_Problem to work on_.
Show every line in the records below that contains the word "JSON".

_Data for this exercise_.
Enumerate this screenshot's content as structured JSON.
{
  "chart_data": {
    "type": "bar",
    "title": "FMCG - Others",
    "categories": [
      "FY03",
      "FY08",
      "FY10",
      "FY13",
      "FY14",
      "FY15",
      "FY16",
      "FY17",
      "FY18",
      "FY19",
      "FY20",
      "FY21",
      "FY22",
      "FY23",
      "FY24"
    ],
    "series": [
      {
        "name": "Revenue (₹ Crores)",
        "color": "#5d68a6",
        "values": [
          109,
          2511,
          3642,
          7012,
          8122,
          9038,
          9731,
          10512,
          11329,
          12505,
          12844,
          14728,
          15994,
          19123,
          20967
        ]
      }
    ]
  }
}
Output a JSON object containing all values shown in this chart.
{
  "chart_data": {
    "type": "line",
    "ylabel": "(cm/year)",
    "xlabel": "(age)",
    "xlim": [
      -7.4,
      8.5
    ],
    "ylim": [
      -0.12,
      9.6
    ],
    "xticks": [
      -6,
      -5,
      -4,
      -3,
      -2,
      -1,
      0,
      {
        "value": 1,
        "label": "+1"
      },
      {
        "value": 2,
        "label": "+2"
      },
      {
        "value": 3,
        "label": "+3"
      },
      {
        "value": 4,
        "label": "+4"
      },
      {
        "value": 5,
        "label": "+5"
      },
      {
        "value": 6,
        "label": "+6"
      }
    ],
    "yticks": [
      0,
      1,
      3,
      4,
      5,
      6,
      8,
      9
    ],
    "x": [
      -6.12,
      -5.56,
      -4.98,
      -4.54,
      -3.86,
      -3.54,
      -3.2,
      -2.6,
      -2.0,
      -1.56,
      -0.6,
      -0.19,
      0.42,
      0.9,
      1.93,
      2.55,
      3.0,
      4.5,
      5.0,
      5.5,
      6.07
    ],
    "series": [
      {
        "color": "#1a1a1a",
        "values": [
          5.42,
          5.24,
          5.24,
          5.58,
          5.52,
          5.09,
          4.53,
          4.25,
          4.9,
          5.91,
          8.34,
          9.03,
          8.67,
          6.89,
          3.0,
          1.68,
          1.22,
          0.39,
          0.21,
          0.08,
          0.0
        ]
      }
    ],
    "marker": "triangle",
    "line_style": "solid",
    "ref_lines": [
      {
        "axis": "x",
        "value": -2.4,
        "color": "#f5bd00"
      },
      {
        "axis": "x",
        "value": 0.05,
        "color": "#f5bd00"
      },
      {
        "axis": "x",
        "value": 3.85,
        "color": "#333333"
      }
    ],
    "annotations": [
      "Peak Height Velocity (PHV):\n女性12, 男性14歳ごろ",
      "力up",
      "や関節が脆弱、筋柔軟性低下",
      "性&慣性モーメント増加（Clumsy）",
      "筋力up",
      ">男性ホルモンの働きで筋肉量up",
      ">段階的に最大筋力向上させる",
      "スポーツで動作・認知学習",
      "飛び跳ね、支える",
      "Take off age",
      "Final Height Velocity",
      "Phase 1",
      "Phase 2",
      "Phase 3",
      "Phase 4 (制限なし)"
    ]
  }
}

_The solution_.
Enumerate this screenshot's content as structured JSON.
Output a JSON object containing all values shown in this chart.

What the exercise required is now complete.